Which lines below hold the word "screenshot"? Report each one.

> DATA SHOWN
'''

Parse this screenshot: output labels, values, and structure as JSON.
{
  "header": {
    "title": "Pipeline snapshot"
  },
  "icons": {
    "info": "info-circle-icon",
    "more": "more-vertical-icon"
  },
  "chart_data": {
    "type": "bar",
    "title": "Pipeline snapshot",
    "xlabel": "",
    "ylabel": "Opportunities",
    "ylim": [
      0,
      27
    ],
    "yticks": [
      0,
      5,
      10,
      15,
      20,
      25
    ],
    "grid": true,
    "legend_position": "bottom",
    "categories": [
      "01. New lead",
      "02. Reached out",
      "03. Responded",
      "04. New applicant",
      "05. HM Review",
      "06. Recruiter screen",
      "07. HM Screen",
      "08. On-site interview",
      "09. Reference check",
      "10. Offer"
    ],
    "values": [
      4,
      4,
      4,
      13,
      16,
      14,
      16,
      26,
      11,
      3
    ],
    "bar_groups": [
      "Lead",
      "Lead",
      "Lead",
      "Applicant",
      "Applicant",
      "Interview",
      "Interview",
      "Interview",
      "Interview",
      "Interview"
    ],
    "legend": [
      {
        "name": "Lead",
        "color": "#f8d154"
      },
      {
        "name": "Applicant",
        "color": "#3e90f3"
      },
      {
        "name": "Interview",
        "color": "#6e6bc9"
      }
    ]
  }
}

'''
'''

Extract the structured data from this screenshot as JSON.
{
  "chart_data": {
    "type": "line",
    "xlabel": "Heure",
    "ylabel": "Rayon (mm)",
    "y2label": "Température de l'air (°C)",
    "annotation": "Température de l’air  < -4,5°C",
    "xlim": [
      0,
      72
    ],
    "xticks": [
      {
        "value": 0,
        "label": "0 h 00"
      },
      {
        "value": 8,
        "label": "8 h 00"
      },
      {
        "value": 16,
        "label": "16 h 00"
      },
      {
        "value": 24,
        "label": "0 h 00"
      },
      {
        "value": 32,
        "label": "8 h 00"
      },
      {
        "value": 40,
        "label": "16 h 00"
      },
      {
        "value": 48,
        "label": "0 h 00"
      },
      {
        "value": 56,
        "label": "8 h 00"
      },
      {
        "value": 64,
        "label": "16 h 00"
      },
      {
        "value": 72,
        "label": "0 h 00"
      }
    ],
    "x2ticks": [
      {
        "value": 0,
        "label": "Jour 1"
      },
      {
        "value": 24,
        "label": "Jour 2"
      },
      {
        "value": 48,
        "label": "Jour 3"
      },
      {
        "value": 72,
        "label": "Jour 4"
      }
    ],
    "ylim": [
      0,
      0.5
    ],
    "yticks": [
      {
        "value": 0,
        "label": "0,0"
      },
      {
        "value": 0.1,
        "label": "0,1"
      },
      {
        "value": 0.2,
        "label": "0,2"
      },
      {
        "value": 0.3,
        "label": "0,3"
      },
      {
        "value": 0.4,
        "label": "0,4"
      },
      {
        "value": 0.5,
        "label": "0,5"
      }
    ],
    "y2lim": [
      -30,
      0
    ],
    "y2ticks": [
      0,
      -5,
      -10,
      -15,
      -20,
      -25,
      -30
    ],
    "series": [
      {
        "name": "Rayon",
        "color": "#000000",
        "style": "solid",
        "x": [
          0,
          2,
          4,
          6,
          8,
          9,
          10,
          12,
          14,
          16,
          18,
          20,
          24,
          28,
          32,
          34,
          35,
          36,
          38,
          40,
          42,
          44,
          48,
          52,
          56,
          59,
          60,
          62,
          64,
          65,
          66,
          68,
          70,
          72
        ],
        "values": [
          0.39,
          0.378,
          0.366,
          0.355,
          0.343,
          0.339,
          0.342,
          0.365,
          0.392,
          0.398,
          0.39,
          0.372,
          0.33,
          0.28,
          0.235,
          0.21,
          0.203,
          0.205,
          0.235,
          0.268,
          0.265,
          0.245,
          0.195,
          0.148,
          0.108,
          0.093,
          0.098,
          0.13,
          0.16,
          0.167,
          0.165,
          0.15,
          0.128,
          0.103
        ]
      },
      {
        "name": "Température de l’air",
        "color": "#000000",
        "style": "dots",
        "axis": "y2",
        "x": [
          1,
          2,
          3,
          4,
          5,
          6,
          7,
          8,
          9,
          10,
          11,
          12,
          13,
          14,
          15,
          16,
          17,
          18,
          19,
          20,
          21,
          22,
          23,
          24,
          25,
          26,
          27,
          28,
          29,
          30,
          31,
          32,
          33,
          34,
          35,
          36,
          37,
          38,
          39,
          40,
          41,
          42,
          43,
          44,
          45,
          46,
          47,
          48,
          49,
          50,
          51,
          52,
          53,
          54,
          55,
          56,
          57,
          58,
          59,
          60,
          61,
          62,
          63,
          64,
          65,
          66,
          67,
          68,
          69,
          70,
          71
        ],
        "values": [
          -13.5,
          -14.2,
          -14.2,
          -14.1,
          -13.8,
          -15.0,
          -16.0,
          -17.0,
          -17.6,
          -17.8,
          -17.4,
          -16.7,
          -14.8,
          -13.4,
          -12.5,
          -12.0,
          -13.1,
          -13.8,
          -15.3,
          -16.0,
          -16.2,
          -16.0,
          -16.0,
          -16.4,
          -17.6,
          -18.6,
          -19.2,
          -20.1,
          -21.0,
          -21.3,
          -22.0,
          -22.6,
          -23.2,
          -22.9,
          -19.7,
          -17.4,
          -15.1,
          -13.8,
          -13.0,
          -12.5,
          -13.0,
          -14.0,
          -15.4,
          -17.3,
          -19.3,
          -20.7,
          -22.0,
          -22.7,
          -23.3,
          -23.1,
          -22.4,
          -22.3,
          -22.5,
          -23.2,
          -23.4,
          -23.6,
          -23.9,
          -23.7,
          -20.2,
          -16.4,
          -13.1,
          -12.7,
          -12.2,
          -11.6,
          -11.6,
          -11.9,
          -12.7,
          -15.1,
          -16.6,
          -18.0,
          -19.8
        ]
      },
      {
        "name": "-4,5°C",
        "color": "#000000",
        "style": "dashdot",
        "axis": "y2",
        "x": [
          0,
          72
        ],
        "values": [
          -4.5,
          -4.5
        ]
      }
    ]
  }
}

'''

> COMPLETE OUTPUT
Parse this screenshot: output labels, values, and structure as JSON.
Extract the structured data from this screenshot as JSON.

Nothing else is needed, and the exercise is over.